■ WHAT IS NEEDED: Could you reproduce the data below, substituting "clickable" for every "interactable" and leaving everything else the same?

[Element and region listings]
..............................

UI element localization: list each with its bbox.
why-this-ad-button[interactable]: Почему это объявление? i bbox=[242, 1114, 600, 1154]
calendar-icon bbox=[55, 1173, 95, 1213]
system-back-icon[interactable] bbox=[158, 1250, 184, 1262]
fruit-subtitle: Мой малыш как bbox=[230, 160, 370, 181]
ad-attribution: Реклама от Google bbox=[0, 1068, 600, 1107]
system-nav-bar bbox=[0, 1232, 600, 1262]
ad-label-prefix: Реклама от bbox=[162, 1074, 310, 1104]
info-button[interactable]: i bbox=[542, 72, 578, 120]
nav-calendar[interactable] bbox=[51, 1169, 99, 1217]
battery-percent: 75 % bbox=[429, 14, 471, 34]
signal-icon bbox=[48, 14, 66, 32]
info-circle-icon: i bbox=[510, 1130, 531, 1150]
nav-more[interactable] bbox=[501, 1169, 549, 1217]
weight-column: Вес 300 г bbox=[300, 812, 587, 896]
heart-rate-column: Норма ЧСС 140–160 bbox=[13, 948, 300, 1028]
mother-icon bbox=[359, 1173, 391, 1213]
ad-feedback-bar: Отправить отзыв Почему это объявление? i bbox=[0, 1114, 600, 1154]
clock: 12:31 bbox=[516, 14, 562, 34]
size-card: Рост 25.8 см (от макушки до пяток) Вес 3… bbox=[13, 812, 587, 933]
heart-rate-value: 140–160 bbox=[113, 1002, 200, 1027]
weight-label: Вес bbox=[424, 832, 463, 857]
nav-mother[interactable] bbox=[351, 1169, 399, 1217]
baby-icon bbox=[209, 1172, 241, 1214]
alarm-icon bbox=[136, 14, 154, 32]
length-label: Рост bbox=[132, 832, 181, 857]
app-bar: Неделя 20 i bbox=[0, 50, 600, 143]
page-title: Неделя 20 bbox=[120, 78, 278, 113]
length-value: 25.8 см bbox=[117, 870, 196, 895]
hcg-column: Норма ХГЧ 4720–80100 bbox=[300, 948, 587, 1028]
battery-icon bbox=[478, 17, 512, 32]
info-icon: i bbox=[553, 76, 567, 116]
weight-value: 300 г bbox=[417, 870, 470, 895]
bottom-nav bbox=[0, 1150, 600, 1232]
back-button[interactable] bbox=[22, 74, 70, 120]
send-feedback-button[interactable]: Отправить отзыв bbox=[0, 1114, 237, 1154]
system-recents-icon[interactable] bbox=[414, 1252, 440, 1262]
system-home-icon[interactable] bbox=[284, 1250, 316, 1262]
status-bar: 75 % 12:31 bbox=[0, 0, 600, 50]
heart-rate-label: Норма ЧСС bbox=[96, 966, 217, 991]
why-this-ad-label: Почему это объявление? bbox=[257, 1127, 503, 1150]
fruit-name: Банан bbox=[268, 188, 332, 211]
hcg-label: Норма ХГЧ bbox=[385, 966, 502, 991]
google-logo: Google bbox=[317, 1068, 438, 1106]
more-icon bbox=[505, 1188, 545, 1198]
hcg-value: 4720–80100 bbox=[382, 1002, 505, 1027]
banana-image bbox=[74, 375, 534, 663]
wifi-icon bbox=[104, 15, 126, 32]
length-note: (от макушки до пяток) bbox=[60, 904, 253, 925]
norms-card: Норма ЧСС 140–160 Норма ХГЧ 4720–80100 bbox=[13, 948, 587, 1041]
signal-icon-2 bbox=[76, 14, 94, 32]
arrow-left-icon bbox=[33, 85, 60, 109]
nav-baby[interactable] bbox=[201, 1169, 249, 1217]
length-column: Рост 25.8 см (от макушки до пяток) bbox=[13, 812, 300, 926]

..............................

■ FINISHED EXERCISE:
UI element localization: list each with its bbox.
why-this-ad-button[clickable]: Почему это объявление? i bbox=[242, 1114, 600, 1154]
calendar-icon bbox=[55, 1173, 95, 1213]
system-back-icon[clickable] bbox=[158, 1250, 184, 1262]
fruit-subtitle: Мой малыш как bbox=[230, 160, 370, 181]
ad-attribution: Реклама от Google bbox=[0, 1068, 600, 1107]
system-nav-bar bbox=[0, 1232, 600, 1262]
ad-label-prefix: Реклама от bbox=[162, 1074, 310, 1104]
info-button[clickable]: i bbox=[542, 72, 578, 120]
nav-calendar[clickable] bbox=[51, 1169, 99, 1217]
battery-percent: 75 % bbox=[429, 14, 471, 34]
signal-icon bbox=[48, 14, 66, 32]
info-circle-icon: i bbox=[510, 1130, 531, 1150]
nav-more[clickable] bbox=[501, 1169, 549, 1217]
weight-column: Вес 300 г bbox=[300, 812, 587, 896]
heart-rate-column: Норма ЧСС 140–160 bbox=[13, 948, 300, 1028]
mother-icon bbox=[359, 1173, 391, 1213]
ad-feedback-bar: Отправить отзыв Почему это объявление? i bbox=[0, 1114, 600, 1154]
clock: 12:31 bbox=[516, 14, 562, 34]
size-card: Рост 25.8 см (от макушки до пяток) Вес 3… bbox=[13, 812, 587, 933]
heart-rate-value: 140–160 bbox=[113, 1002, 200, 1027]
weight-label: Вес bbox=[424, 832, 463, 857]
nav-mother[clickable] bbox=[351, 1169, 399, 1217]
baby-icon bbox=[209, 1172, 241, 1214]
alarm-icon bbox=[136, 14, 154, 32]
length-label: Рост bbox=[132, 832, 181, 857]
app-bar: Неделя 20 i bbox=[0, 50, 600, 143]
page-title: Неделя 20 bbox=[120, 78, 278, 113]
length-value: 25.8 см bbox=[117, 870, 196, 895]
hcg-column: Норма ХГЧ 4720–80100 bbox=[300, 948, 587, 1028]
battery-icon bbox=[478, 17, 512, 32]
info-icon: i bbox=[553, 76, 567, 116]
weight-value: 300 г bbox=[417, 870, 470, 895]
bottom-nav bbox=[0, 1150, 600, 1232]
back-button[clickable] bbox=[22, 74, 70, 120]
send-feedback-button[clickable]: Отправить отзыв bbox=[0, 1114, 237, 1154]
system-recents-icon[clickable] bbox=[414, 1252, 440, 1262]
system-home-icon[clickable] bbox=[284, 1250, 316, 1262]
status-bar: 75 % 12:31 bbox=[0, 0, 600, 50]
heart-rate-label: Норма ЧСС bbox=[96, 966, 217, 991]
why-this-ad-label: Почему это объявление? bbox=[257, 1127, 503, 1150]
fruit-name: Банан bbox=[268, 188, 332, 211]
hcg-label: Норма ХГЧ bbox=[385, 966, 502, 991]
google-logo: Google bbox=[317, 1068, 438, 1106]
more-icon bbox=[505, 1188, 545, 1198]
hcg-value: 4720–80100 bbox=[382, 1002, 505, 1027]
banana-image bbox=[74, 375, 534, 663]
wifi-icon bbox=[104, 15, 126, 32]
length-note: (от макушки до пяток) bbox=[60, 904, 253, 925]
norms-card: Норма ЧСС 140–160 Норма ХГЧ 4720–80100 bbox=[13, 948, 587, 1041]
signal-icon-2 bbox=[76, 14, 94, 32]
arrow-left-icon bbox=[33, 85, 60, 109]
nav-baby[clickable] bbox=[201, 1169, 249, 1217]
length-column: Рост 25.8 см (от макушки до пяток) bbox=[13, 812, 300, 926]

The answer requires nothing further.